Since the Air Force's reorganization of 1978, squadrons have used a three digit designation, with some squadrons starting to adopt this designation system in 1977. The first digit indicates the squadron's primary mission, while the second digit indicates the type of aircraft operated, and with the third digit being a sequential number.

Primary mission designation:
1 – Instruction squadron;
2 – Fighter squadron;
3 – Attack squadron;
4 – Reconnaissance squadron;
5 – Transport squadron;
6 – Maritime patrol squadron;
7 – Search and Rescue squadron;
8 – Special function squadron;

Designation of the type of aircraft operated by the squadron:
0 – Fixed-wing aircraft;
1 – Mixed;
5 – Rotary-wing aircraft;

Until 1977, and prior to this designation system, the PoAF used both numerical designations and names for its flying squadrons. Names were almost exclusively used for small local liaison and transport units and dedicated training squadrons.

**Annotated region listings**
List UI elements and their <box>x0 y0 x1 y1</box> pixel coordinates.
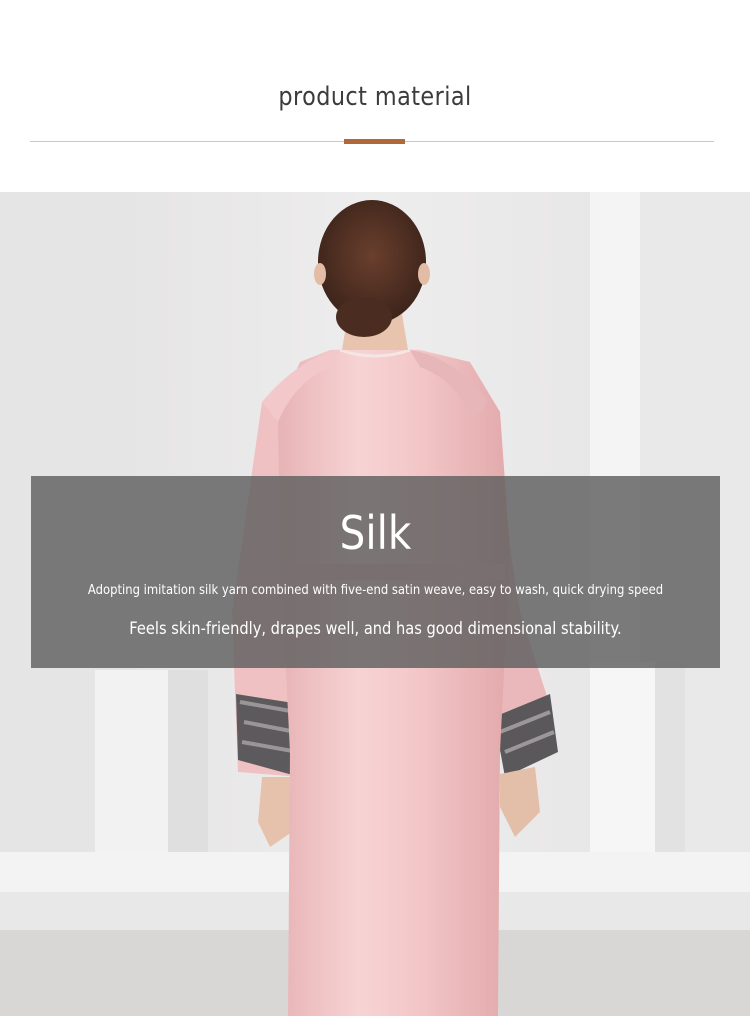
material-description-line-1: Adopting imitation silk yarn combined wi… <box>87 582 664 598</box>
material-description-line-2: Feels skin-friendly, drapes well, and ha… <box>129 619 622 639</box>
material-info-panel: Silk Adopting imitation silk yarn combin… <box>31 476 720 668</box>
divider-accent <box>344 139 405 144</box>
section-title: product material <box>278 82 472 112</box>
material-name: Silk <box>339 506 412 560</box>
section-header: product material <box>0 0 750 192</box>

--

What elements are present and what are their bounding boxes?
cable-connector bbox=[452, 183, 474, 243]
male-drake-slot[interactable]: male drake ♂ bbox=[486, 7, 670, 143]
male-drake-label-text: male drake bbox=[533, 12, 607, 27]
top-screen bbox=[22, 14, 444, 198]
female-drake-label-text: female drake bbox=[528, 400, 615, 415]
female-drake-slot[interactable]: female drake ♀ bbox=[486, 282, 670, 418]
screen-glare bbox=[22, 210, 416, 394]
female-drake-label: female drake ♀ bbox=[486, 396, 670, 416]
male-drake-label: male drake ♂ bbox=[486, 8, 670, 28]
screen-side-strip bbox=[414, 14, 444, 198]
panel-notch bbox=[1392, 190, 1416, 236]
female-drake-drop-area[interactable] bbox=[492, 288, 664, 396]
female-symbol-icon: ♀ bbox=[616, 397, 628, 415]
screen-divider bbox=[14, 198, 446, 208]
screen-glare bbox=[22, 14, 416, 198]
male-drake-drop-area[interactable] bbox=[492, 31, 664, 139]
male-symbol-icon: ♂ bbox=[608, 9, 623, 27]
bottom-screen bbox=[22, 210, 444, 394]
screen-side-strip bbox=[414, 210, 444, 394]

--

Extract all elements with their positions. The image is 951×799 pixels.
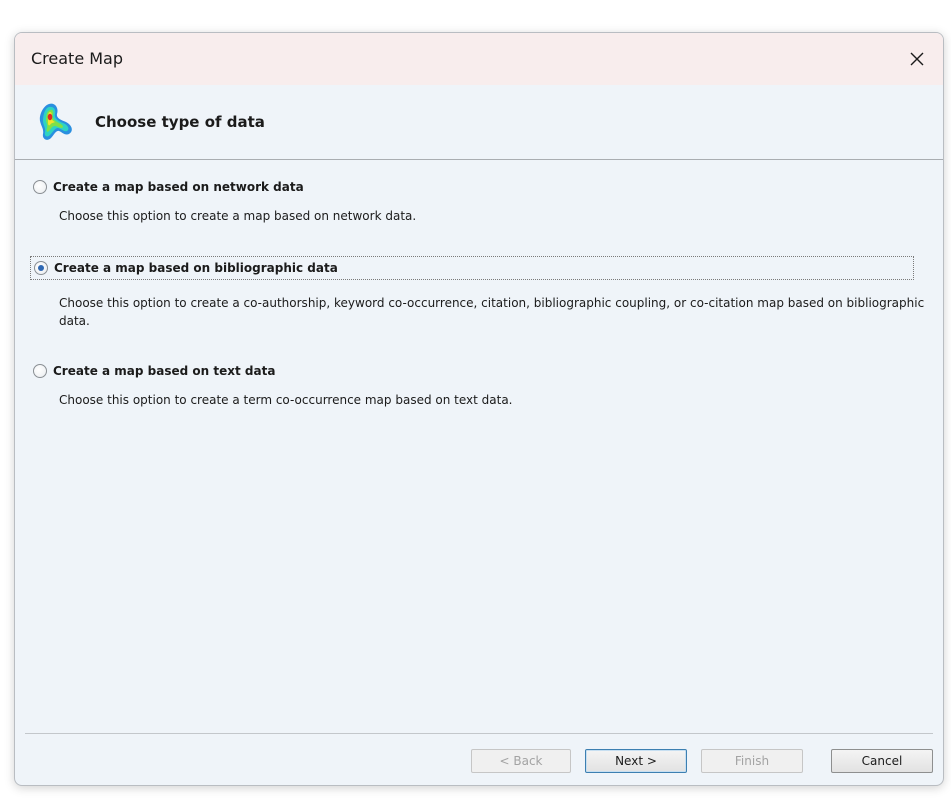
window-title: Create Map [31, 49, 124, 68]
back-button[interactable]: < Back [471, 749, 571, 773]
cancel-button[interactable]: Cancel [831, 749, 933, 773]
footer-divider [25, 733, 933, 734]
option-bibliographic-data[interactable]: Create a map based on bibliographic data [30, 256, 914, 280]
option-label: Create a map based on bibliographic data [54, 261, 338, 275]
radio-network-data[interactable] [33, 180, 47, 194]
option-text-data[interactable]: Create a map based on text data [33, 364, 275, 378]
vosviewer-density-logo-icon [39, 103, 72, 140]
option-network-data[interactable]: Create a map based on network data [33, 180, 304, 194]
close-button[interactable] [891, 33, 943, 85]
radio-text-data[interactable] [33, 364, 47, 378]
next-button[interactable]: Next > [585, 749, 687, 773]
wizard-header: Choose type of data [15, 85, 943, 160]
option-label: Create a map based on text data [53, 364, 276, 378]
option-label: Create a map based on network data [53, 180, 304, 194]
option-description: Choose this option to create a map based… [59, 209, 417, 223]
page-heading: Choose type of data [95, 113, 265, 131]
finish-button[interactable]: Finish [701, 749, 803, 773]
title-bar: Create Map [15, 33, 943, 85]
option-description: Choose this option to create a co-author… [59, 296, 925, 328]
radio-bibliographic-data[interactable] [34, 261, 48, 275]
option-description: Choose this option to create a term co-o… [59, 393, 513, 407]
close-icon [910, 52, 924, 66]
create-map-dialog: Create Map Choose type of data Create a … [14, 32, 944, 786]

**Prompt**
In the text above on squadron designations, which digits indicate the type of aircraft a squadron operates, and what does each one stand for?

**Task solution**
- 0: Fixed-wing aircraft
- 1: Mixed
- 5: Rotary-wing aircraft